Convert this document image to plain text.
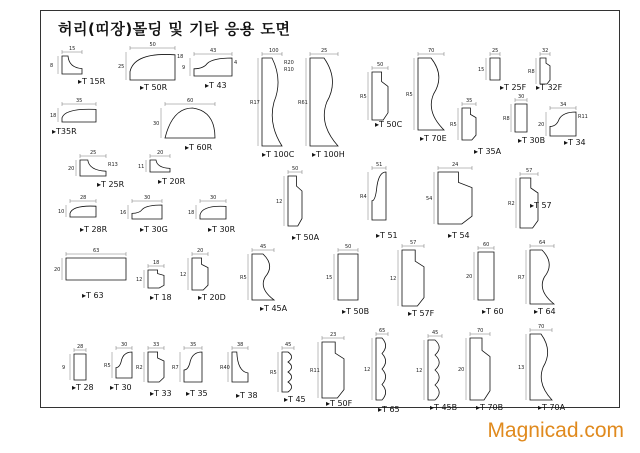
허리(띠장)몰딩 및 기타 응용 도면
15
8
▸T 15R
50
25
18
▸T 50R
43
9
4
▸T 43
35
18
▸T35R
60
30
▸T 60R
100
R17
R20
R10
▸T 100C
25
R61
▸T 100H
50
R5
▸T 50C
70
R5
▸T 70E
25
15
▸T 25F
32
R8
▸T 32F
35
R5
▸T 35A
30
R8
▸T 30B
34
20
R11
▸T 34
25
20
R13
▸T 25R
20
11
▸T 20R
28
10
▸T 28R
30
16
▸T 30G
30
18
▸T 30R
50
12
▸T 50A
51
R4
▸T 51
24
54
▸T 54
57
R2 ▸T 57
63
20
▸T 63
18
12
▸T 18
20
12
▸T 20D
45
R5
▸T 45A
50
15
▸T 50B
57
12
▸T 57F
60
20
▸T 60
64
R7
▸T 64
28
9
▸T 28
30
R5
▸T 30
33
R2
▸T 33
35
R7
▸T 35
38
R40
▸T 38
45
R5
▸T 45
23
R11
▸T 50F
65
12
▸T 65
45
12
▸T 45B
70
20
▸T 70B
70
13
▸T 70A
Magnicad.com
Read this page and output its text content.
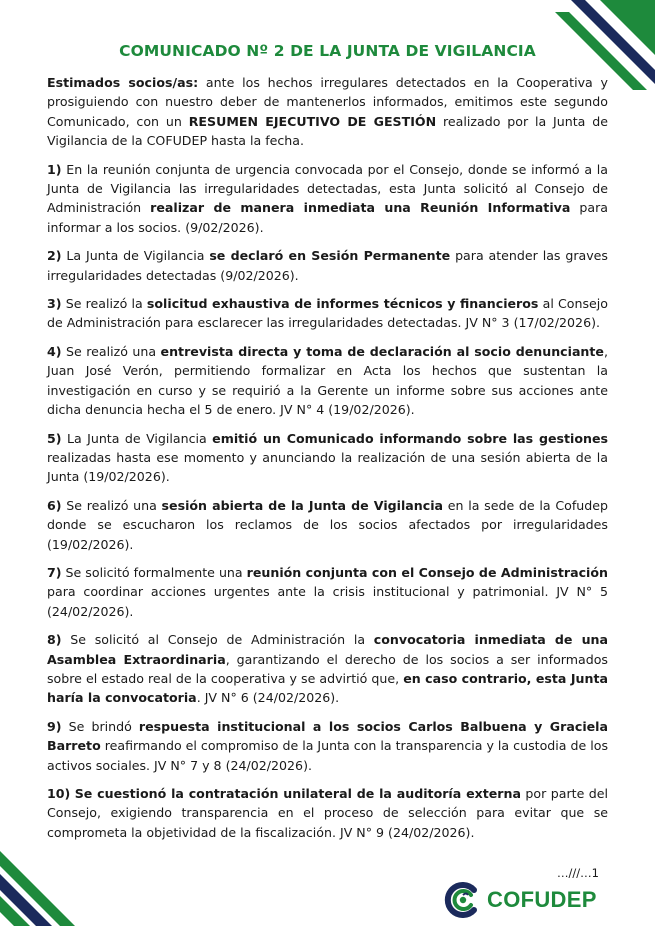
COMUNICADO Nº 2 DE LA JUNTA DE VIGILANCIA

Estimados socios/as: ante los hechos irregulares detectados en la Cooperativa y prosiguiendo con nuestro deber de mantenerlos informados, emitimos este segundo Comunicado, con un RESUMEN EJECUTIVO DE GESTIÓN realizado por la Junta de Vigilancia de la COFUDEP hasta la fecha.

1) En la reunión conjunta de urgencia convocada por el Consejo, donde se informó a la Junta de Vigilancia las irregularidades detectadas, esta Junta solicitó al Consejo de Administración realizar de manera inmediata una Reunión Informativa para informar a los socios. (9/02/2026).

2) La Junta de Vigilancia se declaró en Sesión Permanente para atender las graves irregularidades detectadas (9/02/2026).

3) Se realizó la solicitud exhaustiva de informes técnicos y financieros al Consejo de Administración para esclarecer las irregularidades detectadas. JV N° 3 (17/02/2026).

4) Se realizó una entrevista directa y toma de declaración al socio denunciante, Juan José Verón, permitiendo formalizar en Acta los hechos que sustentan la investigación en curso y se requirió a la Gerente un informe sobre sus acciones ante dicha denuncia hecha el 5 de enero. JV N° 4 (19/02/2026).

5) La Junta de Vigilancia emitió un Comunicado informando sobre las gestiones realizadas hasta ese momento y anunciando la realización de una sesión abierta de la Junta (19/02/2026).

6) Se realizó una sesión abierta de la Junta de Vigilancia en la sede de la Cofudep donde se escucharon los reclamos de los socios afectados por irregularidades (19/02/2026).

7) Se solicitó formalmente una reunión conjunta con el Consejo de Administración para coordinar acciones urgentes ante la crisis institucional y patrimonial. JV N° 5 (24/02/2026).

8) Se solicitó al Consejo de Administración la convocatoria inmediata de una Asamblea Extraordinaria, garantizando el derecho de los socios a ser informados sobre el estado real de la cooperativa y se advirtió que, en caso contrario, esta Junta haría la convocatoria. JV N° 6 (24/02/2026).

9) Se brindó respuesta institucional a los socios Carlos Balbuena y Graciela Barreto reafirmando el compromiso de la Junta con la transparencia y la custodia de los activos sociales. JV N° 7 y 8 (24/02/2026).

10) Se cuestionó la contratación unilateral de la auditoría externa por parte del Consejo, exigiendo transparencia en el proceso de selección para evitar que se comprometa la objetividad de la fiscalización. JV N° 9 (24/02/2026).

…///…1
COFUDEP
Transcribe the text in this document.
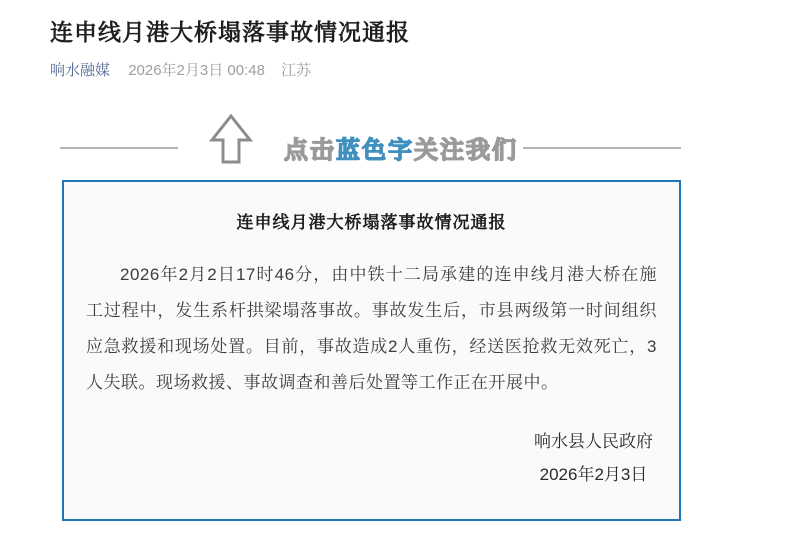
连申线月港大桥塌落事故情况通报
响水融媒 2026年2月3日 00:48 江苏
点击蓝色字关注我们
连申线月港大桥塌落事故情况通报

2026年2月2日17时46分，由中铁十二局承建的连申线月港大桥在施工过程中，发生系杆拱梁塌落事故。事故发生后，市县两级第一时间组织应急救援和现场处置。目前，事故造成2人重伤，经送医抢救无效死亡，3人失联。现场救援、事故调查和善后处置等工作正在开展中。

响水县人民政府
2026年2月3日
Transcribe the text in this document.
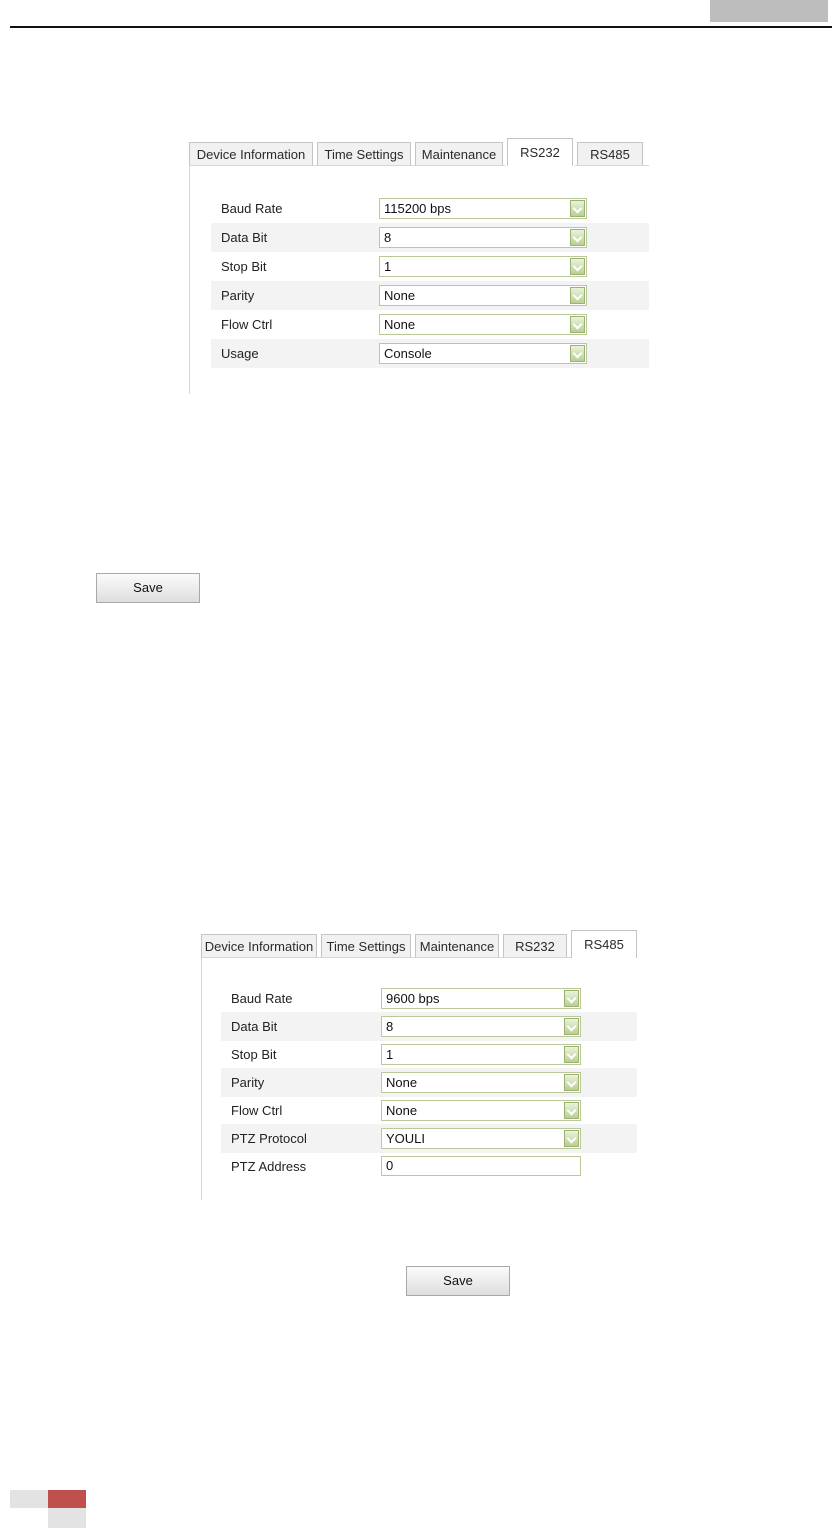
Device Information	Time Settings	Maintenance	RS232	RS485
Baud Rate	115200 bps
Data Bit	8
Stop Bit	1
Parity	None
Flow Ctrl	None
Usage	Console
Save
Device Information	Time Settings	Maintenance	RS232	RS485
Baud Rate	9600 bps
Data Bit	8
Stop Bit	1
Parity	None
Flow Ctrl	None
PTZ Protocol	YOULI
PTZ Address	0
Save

○ ○ ○ ○ ○ ○ ○

◆ WORK REQUIRED ◆
Select all lines with the word "this" from the entries above.

◆ TASK RESPONSE ◆
Convert this document image to plain text.
Read this page and output its text content.
Transcribe the text in this document.
Transcribe the text in this document.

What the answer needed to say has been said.